# WHAT IS EXPECTED
Scan the listing that follows and report how many lines contain "together". Write the number alone.

Stored records
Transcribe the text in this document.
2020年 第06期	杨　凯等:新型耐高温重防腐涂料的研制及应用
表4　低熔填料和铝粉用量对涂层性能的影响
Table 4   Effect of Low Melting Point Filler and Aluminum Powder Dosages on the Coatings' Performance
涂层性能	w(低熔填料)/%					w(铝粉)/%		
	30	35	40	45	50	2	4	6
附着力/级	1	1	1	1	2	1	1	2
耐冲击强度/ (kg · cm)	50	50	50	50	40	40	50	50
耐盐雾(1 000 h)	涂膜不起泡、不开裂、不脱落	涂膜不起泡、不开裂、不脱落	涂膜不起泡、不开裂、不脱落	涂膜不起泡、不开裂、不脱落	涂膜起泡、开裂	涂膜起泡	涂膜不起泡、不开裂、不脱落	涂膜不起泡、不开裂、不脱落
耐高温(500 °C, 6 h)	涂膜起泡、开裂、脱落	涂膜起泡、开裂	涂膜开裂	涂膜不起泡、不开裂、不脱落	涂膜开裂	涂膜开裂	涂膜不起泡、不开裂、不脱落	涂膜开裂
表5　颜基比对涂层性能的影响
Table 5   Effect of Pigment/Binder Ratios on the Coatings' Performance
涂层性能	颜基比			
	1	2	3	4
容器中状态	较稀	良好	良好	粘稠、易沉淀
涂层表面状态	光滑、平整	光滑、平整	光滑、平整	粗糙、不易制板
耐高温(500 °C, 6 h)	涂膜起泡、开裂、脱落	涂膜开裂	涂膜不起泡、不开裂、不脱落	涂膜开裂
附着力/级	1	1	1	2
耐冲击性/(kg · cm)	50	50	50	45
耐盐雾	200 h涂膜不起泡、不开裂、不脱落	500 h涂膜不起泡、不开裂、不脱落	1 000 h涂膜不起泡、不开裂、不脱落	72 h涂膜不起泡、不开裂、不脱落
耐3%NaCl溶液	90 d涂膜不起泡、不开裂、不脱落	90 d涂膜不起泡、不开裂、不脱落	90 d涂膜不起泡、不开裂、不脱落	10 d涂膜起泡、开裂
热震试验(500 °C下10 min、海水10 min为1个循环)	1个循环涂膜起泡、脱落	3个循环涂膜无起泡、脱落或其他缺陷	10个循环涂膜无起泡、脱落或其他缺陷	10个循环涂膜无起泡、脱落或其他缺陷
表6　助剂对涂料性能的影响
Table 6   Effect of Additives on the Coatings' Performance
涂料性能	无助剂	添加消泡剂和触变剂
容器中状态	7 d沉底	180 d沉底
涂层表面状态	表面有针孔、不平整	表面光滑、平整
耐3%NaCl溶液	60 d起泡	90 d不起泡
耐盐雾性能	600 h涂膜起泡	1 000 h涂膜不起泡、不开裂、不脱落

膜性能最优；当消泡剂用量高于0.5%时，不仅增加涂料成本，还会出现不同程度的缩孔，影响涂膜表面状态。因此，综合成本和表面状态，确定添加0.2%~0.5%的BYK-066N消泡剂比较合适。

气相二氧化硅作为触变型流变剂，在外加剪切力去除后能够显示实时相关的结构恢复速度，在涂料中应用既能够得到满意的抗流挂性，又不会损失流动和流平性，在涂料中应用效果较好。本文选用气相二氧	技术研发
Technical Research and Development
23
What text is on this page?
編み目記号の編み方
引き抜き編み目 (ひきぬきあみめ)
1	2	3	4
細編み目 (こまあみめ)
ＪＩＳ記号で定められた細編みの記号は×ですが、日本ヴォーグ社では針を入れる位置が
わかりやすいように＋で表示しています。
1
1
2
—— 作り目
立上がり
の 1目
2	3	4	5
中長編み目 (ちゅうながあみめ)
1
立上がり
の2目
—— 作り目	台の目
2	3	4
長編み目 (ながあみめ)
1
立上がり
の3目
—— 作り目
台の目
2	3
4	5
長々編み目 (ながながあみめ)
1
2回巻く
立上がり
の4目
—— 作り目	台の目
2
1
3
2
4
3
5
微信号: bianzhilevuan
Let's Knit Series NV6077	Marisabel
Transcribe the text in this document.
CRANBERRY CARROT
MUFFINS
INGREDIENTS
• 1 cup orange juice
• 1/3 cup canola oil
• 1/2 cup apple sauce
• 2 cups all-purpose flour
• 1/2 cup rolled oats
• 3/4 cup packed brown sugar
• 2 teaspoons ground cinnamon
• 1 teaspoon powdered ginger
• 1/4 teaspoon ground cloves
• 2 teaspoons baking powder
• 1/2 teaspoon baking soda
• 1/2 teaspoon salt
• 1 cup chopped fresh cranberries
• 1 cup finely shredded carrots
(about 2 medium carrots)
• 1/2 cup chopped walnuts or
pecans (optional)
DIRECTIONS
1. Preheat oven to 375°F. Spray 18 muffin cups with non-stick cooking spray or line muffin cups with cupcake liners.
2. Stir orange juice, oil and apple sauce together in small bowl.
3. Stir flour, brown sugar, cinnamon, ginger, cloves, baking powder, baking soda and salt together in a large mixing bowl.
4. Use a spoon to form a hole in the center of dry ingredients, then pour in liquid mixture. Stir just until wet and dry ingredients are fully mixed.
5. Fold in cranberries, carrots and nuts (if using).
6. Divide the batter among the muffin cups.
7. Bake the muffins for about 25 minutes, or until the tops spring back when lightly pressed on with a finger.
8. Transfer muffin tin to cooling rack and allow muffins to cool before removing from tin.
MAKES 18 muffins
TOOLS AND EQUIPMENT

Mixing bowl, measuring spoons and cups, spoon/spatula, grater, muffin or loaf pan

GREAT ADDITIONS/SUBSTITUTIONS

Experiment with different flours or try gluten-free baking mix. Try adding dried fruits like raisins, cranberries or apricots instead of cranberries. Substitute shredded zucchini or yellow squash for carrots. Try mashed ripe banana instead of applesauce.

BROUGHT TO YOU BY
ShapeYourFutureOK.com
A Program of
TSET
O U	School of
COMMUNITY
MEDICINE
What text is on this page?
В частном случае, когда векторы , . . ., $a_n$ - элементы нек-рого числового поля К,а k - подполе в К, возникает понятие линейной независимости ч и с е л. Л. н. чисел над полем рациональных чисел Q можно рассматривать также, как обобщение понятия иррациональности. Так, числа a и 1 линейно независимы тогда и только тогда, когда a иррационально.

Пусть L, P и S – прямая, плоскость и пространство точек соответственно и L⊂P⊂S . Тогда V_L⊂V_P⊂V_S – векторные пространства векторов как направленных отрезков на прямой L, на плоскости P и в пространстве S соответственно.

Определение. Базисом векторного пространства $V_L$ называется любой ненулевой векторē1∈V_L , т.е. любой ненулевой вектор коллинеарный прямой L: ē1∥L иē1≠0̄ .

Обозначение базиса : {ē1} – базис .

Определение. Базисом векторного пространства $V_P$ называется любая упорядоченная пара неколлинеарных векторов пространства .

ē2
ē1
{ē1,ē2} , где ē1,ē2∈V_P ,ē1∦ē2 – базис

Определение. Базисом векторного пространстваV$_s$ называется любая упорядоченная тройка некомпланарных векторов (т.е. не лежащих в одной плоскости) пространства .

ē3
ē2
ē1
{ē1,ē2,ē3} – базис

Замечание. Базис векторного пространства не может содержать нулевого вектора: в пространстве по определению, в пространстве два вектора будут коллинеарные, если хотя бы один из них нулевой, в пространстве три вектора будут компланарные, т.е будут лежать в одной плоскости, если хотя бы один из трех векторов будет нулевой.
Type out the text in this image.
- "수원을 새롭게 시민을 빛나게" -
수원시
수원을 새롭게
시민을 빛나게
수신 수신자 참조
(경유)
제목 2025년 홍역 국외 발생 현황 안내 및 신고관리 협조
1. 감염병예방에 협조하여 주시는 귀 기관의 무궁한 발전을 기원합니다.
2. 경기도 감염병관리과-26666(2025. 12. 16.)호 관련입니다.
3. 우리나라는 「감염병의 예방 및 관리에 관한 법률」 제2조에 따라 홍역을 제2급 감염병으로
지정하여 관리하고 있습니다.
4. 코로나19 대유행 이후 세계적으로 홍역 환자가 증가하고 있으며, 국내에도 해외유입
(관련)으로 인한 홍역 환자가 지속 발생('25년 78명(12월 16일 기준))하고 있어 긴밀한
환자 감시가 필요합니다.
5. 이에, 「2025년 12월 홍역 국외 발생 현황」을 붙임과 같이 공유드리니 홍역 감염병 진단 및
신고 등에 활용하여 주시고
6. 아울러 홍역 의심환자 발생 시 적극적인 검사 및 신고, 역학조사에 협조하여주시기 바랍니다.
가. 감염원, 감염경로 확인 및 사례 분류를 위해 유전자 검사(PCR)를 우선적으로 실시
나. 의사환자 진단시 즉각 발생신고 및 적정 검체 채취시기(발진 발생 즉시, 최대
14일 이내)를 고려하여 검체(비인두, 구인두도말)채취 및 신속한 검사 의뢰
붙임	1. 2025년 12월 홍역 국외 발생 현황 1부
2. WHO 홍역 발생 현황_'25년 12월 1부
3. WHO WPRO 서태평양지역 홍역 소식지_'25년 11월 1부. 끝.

# TASK SOLUTION
2